◆ **REQUEST**:
Exclude the pictures; give every entry again exactly as written.

[Begin RECORDS TO PROCESS]

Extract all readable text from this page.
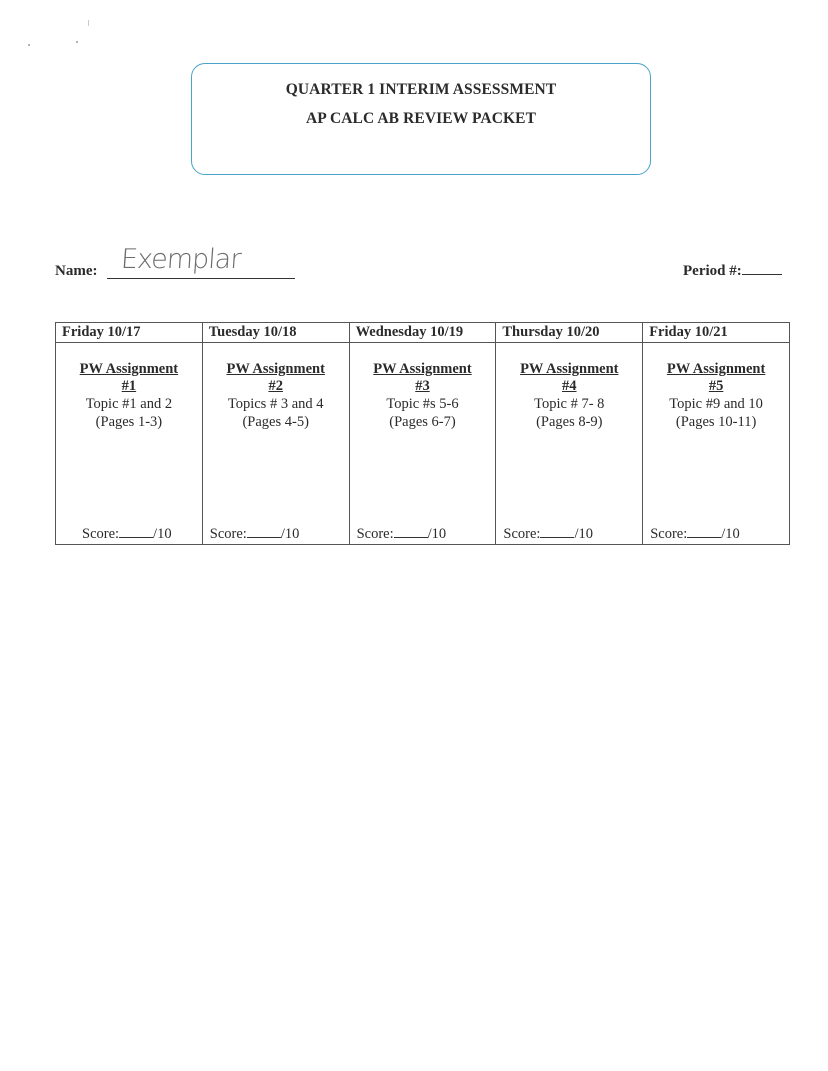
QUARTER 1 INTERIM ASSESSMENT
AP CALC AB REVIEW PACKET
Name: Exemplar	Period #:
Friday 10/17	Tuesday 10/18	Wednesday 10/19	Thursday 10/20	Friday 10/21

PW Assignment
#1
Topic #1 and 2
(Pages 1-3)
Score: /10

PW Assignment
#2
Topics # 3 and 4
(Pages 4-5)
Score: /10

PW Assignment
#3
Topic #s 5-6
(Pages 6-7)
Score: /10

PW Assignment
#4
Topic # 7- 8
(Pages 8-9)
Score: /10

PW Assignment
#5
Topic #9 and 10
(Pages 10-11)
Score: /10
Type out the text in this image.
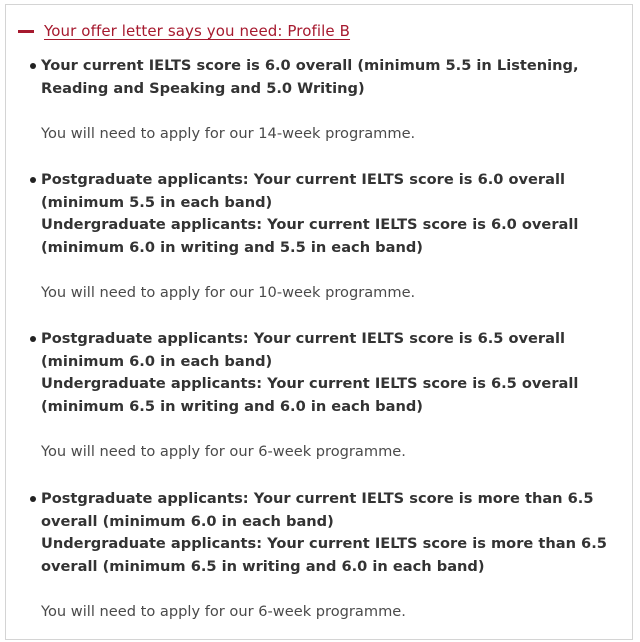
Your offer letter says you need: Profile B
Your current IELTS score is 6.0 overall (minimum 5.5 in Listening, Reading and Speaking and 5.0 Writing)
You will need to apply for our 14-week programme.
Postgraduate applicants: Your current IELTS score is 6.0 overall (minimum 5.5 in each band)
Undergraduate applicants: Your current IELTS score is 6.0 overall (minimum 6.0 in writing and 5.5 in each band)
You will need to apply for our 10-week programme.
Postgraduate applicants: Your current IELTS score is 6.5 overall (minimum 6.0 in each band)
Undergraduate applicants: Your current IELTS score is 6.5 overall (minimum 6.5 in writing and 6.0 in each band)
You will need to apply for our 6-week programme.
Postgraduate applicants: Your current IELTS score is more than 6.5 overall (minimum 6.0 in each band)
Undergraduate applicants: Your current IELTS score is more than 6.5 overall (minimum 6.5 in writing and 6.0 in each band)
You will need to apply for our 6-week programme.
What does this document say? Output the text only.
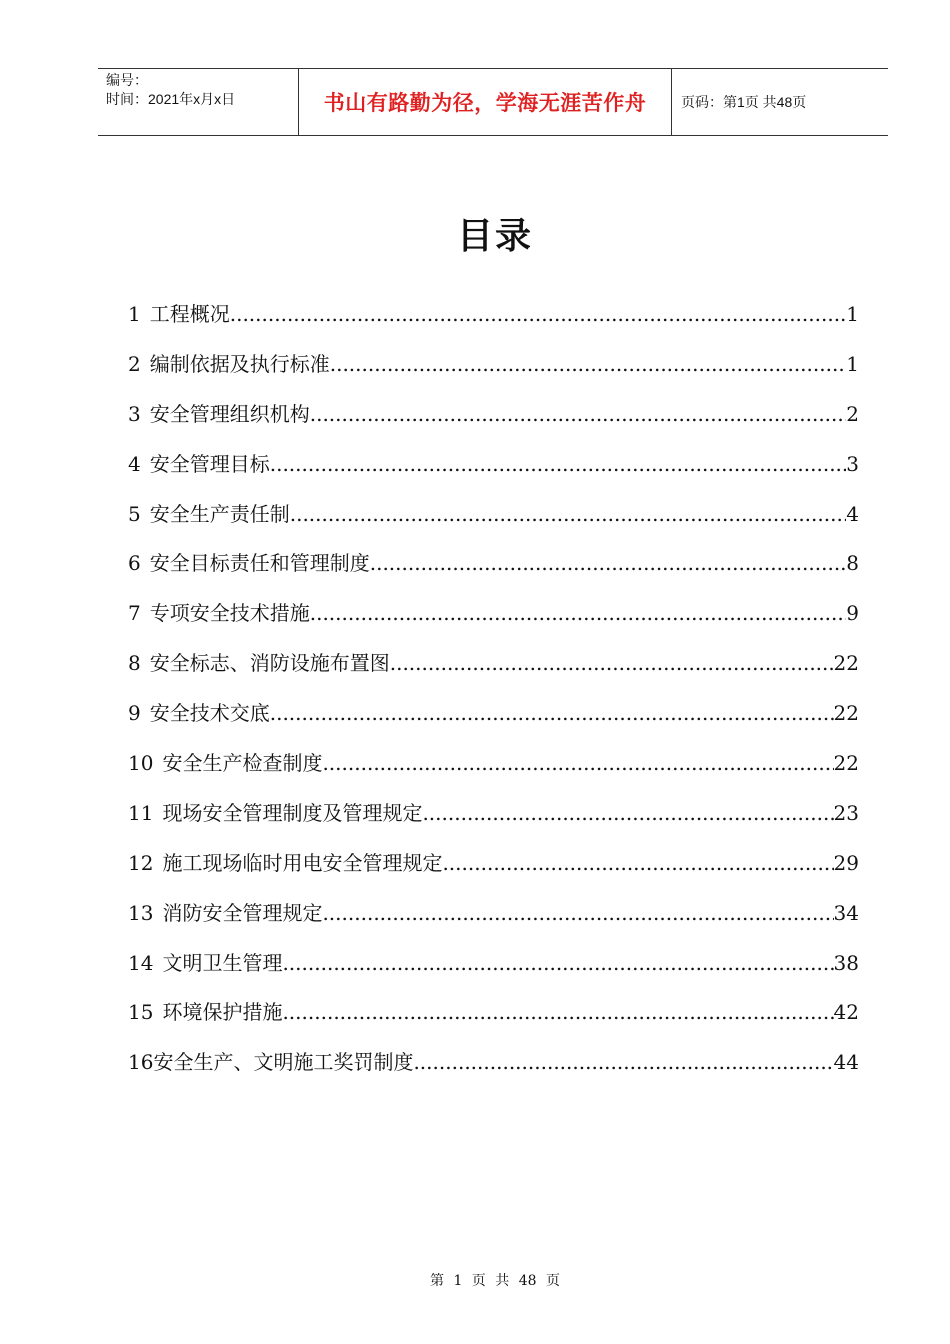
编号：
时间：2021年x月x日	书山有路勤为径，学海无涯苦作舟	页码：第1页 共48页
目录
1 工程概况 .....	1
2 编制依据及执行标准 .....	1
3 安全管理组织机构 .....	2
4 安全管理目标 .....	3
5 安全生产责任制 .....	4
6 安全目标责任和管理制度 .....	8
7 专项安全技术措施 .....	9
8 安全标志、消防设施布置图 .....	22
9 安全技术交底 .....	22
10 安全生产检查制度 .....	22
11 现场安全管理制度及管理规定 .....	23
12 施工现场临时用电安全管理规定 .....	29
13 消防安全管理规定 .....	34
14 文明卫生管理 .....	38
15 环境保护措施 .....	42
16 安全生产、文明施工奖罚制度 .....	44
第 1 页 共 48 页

[End RECORDS TO PROCESS]

◆ **FINAL RESULT**:
Extract all readable text from this page.
QUARTER 1 INTERIM ASSESSMENT
AP CALC AB REVIEW PACKET
Name: Exemplar	Period #:
Friday 10/17	Tuesday 10/18	Wednesday 10/19	Thursday 10/20	Friday 10/21

PW Assignment
#1
Topic #1 and 2
(Pages 1-3)
Score: /10

PW Assignment
#2
Topics # 3 and 4
(Pages 4-5)
Score: /10

PW Assignment
#3
Topic #s 5-6
(Pages 6-7)
Score: /10

PW Assignment
#4
Topic # 7- 8
(Pages 8-9)
Score: /10

PW Assignment
#5
Topic #9 and 10
(Pages 10-11)
Score: /10
Type out the text in this image.
Your offer letter says you need: Profile B
Your current IELTS score is 6.0 overall (minimum 5.5 in Listening, Reading and Speaking and 5.0 Writing)
You will need to apply for our 14-week programme.
Postgraduate applicants: Your current IELTS score is 6.0 overall (minimum 5.5 in each band)
Undergraduate applicants: Your current IELTS score is 6.0 overall (minimum 6.0 in writing and 5.5 in each band)
You will need to apply for our 10-week programme.
Postgraduate applicants: Your current IELTS score is 6.5 overall (minimum 6.0 in each band)
Undergraduate applicants: Your current IELTS score is 6.5 overall (minimum 6.5 in writing and 6.0 in each band)
You will need to apply for our 6-week programme.
Postgraduate applicants: Your current IELTS score is more than 6.5 overall (minimum 6.0 in each band)
Undergraduate applicants: Your current IELTS score is more than 6.5 overall (minimum 6.5 in writing and 6.0 in each band)
You will need to apply for our 6-week programme.
What does this document say? Output the text only.
编号：
时间：2021年x月x日	书山有路勤为径，学海无涯苦作舟	页码：第1页 共48页
目录
1 工程概况 .....	1
2 编制依据及执行标准 .....	1
3 安全管理组织机构 .....	2
4 安全管理目标 .....	3
5 安全生产责任制 .....	4
6 安全目标责任和管理制度 .....	8
7 专项安全技术措施 .....	9
8 安全标志、消防设施布置图 .....	22
9 安全技术交底 .....	22
10 安全生产检查制度 .....	22
11 现场安全管理制度及管理规定 .....	23
12 施工现场临时用电安全管理规定 .....	29
13 消防安全管理规定 .....	34
14 文明卫生管理 .....	38
15 环境保护措施 .....	42
16 安全生产、文明施工奖罚制度 .....	44
第 1 页 共 48 页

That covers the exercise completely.